● WHAT YOU SHOULD DO
Quote each line of the material verbatim, without the pictures.

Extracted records
((

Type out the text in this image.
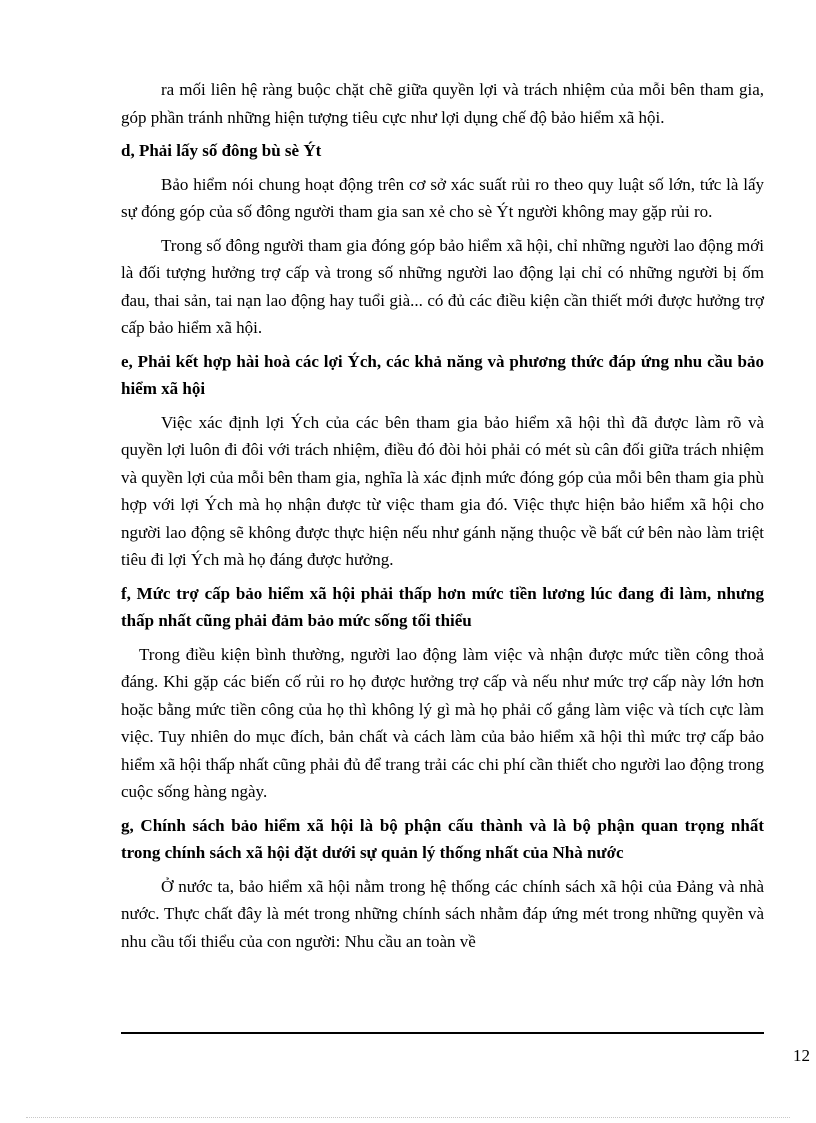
ra mối liên hệ ràng buộc chặt chẽ giữa quyền lợi và trách nhiệm của mỗi bên tham gia, góp phần tránh những hiện tượng tiêu cực như lợi dụng chế độ bảo hiểm xã hội.

d, Phải lấy số đông bù sè Ýt

Bảo hiểm nói chung hoạt động trên cơ sở xác suất rủi ro theo quy luật số lớn, tức là lấy sự đóng góp của số đông người tham gia san xẻ cho sè Ýt người không may gặp rủi ro.

Trong số đông người tham gia đóng góp bảo hiểm xã hội, chỉ những người lao động mới là đối tượng hưởng trợ cấp và trong số những người lao động lại chỉ có những người bị ốm đau, thai sản, tai nạn lao động hay tuổi già... có đủ các điều kiện cần thiết mới được hưởng trợ cấp bảo hiểm xã hội.

e, Phải kết hợp hài hoà các lợi Ých, các khả năng và phương thức đáp ứng nhu cầu bảo hiểm xã hội

Việc xác định lợi Ých của các bên tham gia bảo hiểm xã hội thì đã được làm rõ và quyền lợi luôn đi đôi với trách nhiệm, điều đó đòi hỏi phải có mét sù cân đối giữa trách nhiệm và quyền lợi của mỗi bên tham gia, nghĩa là xác định mức đóng góp của mỗi bên tham gia phù hợp với lợi Ých mà họ nhận được từ việc tham gia đó. Việc thực hiện bảo hiểm xã hội cho người lao động sẽ không được thực hiện nếu như gánh nặng thuộc về bất cứ bên nào làm triệt tiêu đi lợi Ých mà họ đáng được hưởng.

f, Mức trợ cấp bảo hiểm xã hội phải thấp hơn mức tiền lương lúc đang đi làm, nhưng thấp nhất cũng phải đảm bảo mức sống tối thiểu

Trong điều kiện bình thường, người lao động làm việc và nhận được mức tiền công thoả đáng. Khi gặp các biến cố rủi ro họ được hưởng trợ cấp và nếu như mức trợ cấp này lớn hơn hoặc bằng mức tiền công của họ thì không lý gì mà họ phải cố gắng làm việc và tích cực làm việc. Tuy nhiên do mục đích, bản chất và cách làm của bảo hiểm xã hội thì mức trợ cấp bảo hiểm xã hội thấp nhất cũng phải đủ để trang trải các chi phí cần thiết cho người lao động trong cuộc sống hàng ngày.

g, Chính sách bảo hiểm xã hội là bộ phận cấu thành và là bộ phận quan trọng nhất trong chính sách xã hội đặt dưới sự quản lý thống nhất của Nhà nước

Ở nước ta, bảo hiểm xã hội nằm trong hệ thống các chính sách xã hội của Đảng và nhà nước. Thực chất đây là mét trong những chính sách nhằm đáp ứng mét trong những quyền và nhu cầu tối thiểu của con người: Nhu cầu an toàn về

12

))

● SOLUTION FOR THIS PROBLEM
Type out the text in this image.
ra mối liên hệ ràng buộc chặt chẽ giữa quyền lợi và trách nhiệm của mỗi bên tham gia, góp phần tránh những hiện tượng tiêu cực như lợi dụng chế độ bảo hiểm xã hội.

d, Phải lấy số đông bù sè Ýt

Bảo hiểm nói chung hoạt động trên cơ sở xác suất rủi ro theo quy luật số lớn, tức là lấy sự đóng góp của số đông người tham gia san xẻ cho sè Ýt người không may gặp rủi ro.

Trong số đông người tham gia đóng góp bảo hiểm xã hội, chỉ những người lao động mới là đối tượng hưởng trợ cấp và trong số những người lao động lại chỉ có những người bị ốm đau, thai sản, tai nạn lao động hay tuổi già... có đủ các điều kiện cần thiết mới được hưởng trợ cấp bảo hiểm xã hội.

e, Phải kết hợp hài hoà các lợi Ých, các khả năng và phương thức đáp ứng nhu cầu bảo hiểm xã hội

Việc xác định lợi Ých của các bên tham gia bảo hiểm xã hội thì đã được làm rõ và quyền lợi luôn đi đôi với trách nhiệm, điều đó đòi hỏi phải có mét sù cân đối giữa trách nhiệm và quyền lợi của mỗi bên tham gia, nghĩa là xác định mức đóng góp của mỗi bên tham gia phù hợp với lợi Ých mà họ nhận được từ việc tham gia đó. Việc thực hiện bảo hiểm xã hội cho người lao động sẽ không được thực hiện nếu như gánh nặng thuộc về bất cứ bên nào làm triệt tiêu đi lợi Ých mà họ đáng được hưởng.

f, Mức trợ cấp bảo hiểm xã hội phải thấp hơn mức tiền lương lúc đang đi làm, nhưng thấp nhất cũng phải đảm bảo mức sống tối thiểu

Trong điều kiện bình thường, người lao động làm việc và nhận được mức tiền công thoả đáng. Khi gặp các biến cố rủi ro họ được hưởng trợ cấp và nếu như mức trợ cấp này lớn hơn hoặc bằng mức tiền công của họ thì không lý gì mà họ phải cố gắng làm việc và tích cực làm việc. Tuy nhiên do mục đích, bản chất và cách làm của bảo hiểm xã hội thì mức trợ cấp bảo hiểm xã hội thấp nhất cũng phải đủ để trang trải các chi phí cần thiết cho người lao động trong cuộc sống hàng ngày.

g, Chính sách bảo hiểm xã hội là bộ phận cấu thành và là bộ phận quan trọng nhất trong chính sách xã hội đặt dưới sự quản lý thống nhất của Nhà nước

Ở nước ta, bảo hiểm xã hội nằm trong hệ thống các chính sách xã hội của Đảng và nhà nước. Thực chất đây là mét trong những chính sách nhằm đáp ứng mét trong những quyền và nhu cầu tối thiểu của con người: Nhu cầu an toàn về

12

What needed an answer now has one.